Rows from a dataset:
------------------------------------------------

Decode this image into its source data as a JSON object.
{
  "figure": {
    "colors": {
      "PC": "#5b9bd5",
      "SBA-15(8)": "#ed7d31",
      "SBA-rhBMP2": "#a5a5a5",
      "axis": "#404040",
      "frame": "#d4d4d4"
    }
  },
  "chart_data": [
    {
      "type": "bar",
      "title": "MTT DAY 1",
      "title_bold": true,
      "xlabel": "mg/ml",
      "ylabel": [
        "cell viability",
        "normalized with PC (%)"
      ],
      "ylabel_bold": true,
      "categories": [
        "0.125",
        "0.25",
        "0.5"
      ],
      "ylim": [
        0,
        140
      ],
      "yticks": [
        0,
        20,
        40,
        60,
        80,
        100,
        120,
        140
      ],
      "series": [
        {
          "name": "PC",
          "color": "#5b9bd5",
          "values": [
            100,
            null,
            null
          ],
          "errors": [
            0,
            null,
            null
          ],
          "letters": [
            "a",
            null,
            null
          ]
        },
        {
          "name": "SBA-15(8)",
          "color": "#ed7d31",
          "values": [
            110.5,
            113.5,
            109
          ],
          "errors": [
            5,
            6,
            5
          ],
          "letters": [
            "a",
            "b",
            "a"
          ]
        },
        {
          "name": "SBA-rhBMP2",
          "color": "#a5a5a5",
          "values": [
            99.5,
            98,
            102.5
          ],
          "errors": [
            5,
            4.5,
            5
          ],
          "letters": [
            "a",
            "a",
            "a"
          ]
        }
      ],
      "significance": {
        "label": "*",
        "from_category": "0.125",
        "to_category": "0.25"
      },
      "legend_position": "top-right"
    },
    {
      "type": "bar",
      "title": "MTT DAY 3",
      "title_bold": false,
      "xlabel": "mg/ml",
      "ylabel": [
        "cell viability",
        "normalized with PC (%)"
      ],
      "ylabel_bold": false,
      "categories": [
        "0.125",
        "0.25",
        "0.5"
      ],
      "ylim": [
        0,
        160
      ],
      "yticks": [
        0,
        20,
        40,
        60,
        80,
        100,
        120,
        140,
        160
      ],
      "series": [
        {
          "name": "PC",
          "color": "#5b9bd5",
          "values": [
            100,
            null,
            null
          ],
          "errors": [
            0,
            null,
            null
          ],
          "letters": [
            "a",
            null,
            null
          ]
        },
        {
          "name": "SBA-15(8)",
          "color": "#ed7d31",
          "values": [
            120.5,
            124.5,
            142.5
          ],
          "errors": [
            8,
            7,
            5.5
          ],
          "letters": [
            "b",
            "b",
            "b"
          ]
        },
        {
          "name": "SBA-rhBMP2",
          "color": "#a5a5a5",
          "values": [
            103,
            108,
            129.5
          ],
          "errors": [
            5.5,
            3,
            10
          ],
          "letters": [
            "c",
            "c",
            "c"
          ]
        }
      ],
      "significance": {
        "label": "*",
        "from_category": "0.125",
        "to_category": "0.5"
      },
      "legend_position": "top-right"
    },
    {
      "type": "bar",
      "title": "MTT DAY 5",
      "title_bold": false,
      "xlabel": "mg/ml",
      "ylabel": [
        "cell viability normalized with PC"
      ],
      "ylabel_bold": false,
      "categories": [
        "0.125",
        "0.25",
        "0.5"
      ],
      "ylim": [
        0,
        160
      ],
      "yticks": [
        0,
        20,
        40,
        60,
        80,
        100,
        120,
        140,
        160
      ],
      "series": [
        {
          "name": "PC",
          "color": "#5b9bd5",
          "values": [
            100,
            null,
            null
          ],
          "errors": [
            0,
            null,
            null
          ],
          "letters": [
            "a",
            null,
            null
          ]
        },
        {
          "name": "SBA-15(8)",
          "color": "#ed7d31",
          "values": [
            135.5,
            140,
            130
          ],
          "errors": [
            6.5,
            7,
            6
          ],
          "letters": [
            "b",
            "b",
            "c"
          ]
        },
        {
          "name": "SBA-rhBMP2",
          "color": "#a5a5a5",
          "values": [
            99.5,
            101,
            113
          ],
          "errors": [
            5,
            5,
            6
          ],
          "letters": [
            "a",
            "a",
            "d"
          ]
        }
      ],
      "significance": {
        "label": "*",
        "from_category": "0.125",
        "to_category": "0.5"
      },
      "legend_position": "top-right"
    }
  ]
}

------------------------------------------------

(SHORT TASK) Copy out each line exactly.

(FINISHED EXERCISE)
Decode this image into its source data as a JSON object.
{
  "figure": {
    "colors": {
      "PC": "#5b9bd5",
      "SBA-15(8)": "#ed7d31",
      "SBA-rhBMP2": "#a5a5a5",
      "axis": "#404040",
      "frame": "#d4d4d4"
    }
  },
  "chart_data": [
    {
      "type": "bar",
      "title": "MTT DAY 1",
      "title_bold": true,
      "xlabel": "mg/ml",
      "ylabel": [
        "cell viability",
        "normalized with PC (%)"
      ],
      "ylabel_bold": true,
      "categories": [
        "0.125",
        "0.25",
        "0.5"
      ],
      "ylim": [
        0,
        140
      ],
      "yticks": [
        0,
        20,
        40,
        60,
        80,
        100,
        120,
        140
      ],
      "series": [
        {
          "name": "PC",
          "color": "#5b9bd5",
          "values": [
            100,
            null,
            null
          ],
          "errors": [
            0,
            null,
            null
          ],
          "letters": [
            "a",
            null,
            null
          ]
        },
        {
          "name": "SBA-15(8)",
          "color": "#ed7d31",
          "values": [
            110.5,
            113.5,
            109
          ],
          "errors": [
            5,
            6,
            5
          ],
          "letters": [
            "a",
            "b",
            "a"
          ]
        },
        {
          "name": "SBA-rhBMP2",
          "color": "#a5a5a5",
          "values": [
            99.5,
            98,
            102.5
          ],
          "errors": [
            5,
            4.5,
            5
          ],
          "letters": [
            "a",
            "a",
            "a"
          ]
        }
      ],
      "significance": {
        "label": "*",
        "from_category": "0.125",
        "to_category": "0.25"
      },
      "legend_position": "top-right"
    },
    {
      "type": "bar",
      "title": "MTT DAY 3",
      "title_bold": false,
      "xlabel": "mg/ml",
      "ylabel": [
        "cell viability",
        "normalized with PC (%)"
      ],
      "ylabel_bold": false,
      "categories": [
        "0.125",
        "0.25",
        "0.5"
      ],
      "ylim": [
        0,
        160
      ],
      "yticks": [
        0,
        20,
        40,
        60,
        80,
        100,
        120,
        140,
        160
      ],
      "series": [
        {
          "name": "PC",
          "color": "#5b9bd5",
          "values": [
            100,
            null,
            null
          ],
          "errors": [
            0,
            null,
            null
          ],
          "letters": [
            "a",
            null,
            null
          ]
        },
        {
          "name": "SBA-15(8)",
          "color": "#ed7d31",
          "values": [
            120.5,
            124.5,
            142.5
          ],
          "errors": [
            8,
            7,
            5.5
          ],
          "letters": [
            "b",
            "b",
            "b"
          ]
        },
        {
          "name": "SBA-rhBMP2",
          "color": "#a5a5a5",
          "values": [
            103,
            108,
            129.5
          ],
          "errors": [
            5.5,
            3,
            10
          ],
          "letters": [
            "c",
            "c",
            "c"
          ]
        }
      ],
      "significance": {
        "label": "*",
        "from_category": "0.125",
        "to_category": "0.5"
      },
      "legend_position": "top-right"
    },
    {
      "type": "bar",
      "title": "MTT DAY 5",
      "title_bold": false,
      "xlabel": "mg/ml",
      "ylabel": [
        "cell viability normalized with PC"
      ],
      "ylabel_bold": false,
      "categories": [
        "0.125",
        "0.25",
        "0.5"
      ],
      "ylim": [
        0,
        160
      ],
      "yticks": [
        0,
        20,
        40,
        60,
        80,
        100,
        120,
        140,
        160
      ],
      "series": [
        {
          "name": "PC",
          "color": "#5b9bd5",
          "values": [
            100,
            null,
            null
          ],
          "errors": [
            0,
            null,
            null
          ],
          "letters": [
            "a",
            null,
            null
          ]
        },
        {
          "name": "SBA-15(8)",
          "color": "#ed7d31",
          "values": [
            135.5,
            140,
            130
          ],
          "errors": [
            6.5,
            7,
            6
          ],
          "letters": [
            "b",
            "b",
            "c"
          ]
        },
        {
          "name": "SBA-rhBMP2",
          "color": "#a5a5a5",
          "values": [
            99.5,
            101,
            113
          ],
          "errors": [
            5,
            5,
            6
          ],
          "letters": [
            "a",
            "a",
            "d"
          ]
        }
      ],
      "significance": {
        "label": "*",
        "from_category": "0.125",
        "to_category": "0.5"
      },
      "legend_position": "top-right"
    }
  ]
}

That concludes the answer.